▶ [GIVEN REQUEST] Write out the lines of the records verbatim, starting at the very beginning of the records and continuing up to and including the line that contains "chevron-down-icon bbox=[248, 253, 258, 263]".

Items from a dataset:
+---+
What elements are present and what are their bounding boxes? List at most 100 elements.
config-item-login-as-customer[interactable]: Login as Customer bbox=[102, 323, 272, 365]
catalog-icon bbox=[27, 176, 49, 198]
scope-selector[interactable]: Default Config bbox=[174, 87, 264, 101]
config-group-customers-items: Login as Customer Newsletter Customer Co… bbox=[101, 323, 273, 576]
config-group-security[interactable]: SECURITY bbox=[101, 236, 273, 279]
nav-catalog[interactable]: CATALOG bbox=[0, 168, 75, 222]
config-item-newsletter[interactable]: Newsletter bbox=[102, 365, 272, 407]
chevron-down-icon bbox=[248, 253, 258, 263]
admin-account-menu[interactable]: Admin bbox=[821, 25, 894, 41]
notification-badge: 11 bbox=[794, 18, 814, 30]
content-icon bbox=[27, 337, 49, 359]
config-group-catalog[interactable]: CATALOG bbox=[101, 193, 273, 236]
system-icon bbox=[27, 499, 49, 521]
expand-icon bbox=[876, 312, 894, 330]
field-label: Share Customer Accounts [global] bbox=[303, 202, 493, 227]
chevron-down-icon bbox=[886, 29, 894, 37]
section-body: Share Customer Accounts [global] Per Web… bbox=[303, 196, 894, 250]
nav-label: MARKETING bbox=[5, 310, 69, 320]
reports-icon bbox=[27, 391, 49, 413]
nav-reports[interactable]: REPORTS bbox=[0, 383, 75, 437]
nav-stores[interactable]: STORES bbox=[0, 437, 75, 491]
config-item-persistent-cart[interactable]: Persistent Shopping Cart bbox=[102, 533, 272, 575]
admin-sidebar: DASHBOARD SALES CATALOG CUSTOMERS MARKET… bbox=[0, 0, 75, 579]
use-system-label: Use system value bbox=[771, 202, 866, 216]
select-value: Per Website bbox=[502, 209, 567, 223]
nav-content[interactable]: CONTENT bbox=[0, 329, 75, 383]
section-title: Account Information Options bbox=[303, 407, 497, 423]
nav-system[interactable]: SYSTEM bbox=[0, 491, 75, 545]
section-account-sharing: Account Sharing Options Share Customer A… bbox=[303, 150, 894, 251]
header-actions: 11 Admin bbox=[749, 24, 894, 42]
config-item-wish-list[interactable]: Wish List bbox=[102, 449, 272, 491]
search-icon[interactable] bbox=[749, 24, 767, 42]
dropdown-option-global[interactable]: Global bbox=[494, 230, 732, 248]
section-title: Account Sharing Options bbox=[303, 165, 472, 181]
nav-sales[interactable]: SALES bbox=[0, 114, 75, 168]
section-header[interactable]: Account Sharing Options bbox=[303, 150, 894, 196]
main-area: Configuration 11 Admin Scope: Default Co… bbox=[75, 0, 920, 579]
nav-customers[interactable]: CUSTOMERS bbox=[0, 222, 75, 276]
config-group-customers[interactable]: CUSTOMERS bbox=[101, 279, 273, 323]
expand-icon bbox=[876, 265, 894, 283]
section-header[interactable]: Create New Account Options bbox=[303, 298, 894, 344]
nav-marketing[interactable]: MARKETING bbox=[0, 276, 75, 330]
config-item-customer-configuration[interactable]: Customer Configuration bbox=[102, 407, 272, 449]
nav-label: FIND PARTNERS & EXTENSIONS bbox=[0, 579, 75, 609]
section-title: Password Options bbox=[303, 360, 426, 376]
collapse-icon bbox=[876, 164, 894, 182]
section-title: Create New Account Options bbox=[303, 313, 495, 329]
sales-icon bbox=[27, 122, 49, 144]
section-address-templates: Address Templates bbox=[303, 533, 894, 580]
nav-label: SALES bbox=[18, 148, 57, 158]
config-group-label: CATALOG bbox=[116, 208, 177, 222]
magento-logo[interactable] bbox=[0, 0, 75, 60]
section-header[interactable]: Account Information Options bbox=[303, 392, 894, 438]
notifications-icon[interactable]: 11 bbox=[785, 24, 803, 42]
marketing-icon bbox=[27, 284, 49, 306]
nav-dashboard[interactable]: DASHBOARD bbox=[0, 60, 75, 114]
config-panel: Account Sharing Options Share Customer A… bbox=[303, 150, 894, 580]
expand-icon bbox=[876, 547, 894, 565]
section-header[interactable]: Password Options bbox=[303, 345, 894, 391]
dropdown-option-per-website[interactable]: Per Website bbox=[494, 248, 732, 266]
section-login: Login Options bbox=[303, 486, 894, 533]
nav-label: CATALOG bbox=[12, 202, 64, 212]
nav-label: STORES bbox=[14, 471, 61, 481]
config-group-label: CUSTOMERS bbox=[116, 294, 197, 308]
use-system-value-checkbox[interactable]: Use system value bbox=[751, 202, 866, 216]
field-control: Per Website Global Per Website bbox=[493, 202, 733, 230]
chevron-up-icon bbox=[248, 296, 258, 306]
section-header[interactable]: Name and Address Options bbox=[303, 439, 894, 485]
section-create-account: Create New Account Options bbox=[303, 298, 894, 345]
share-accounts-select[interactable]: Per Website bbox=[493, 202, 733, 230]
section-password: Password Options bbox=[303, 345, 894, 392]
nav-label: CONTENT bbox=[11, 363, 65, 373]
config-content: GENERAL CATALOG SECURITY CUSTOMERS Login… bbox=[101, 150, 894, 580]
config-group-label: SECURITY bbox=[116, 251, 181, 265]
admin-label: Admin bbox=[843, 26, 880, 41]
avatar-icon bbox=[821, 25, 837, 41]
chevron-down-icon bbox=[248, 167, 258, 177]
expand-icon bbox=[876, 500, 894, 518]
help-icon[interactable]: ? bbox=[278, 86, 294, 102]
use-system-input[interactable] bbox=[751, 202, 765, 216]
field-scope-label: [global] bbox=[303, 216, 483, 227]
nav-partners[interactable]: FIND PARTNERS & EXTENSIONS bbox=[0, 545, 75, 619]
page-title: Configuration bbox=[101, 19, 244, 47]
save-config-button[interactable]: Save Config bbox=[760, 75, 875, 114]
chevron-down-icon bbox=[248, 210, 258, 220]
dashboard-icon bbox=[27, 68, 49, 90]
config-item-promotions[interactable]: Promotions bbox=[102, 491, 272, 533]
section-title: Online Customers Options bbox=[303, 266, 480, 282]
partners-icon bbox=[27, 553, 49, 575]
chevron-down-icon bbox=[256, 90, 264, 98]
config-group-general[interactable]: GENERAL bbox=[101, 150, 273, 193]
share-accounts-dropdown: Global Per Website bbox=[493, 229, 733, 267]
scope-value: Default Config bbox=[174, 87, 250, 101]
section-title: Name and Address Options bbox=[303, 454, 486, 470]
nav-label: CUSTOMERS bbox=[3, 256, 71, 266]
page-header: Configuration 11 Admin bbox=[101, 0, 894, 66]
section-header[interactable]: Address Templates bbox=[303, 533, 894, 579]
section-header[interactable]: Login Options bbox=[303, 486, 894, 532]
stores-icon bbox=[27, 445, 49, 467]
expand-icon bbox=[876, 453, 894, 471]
+---+
▶ [EXERCISE RESPONSE]
What elements are present and what are their bounding boxes? List at most 100 elements.
config-item-login-as-customer[interactable]: Login as Customer bbox=[102, 323, 272, 365]
catalog-icon bbox=[27, 176, 49, 198]
scope-selector[interactable]: Default Config bbox=[174, 87, 264, 101]
config-group-customers-items: Login as Customer Newsletter Customer Co… bbox=[101, 323, 273, 576]
config-group-security[interactable]: SECURITY bbox=[101, 236, 273, 279]
nav-catalog[interactable]: CATALOG bbox=[0, 168, 75, 222]
config-item-newsletter[interactable]: Newsletter bbox=[102, 365, 272, 407]
chevron-down-icon bbox=[248, 253, 258, 263]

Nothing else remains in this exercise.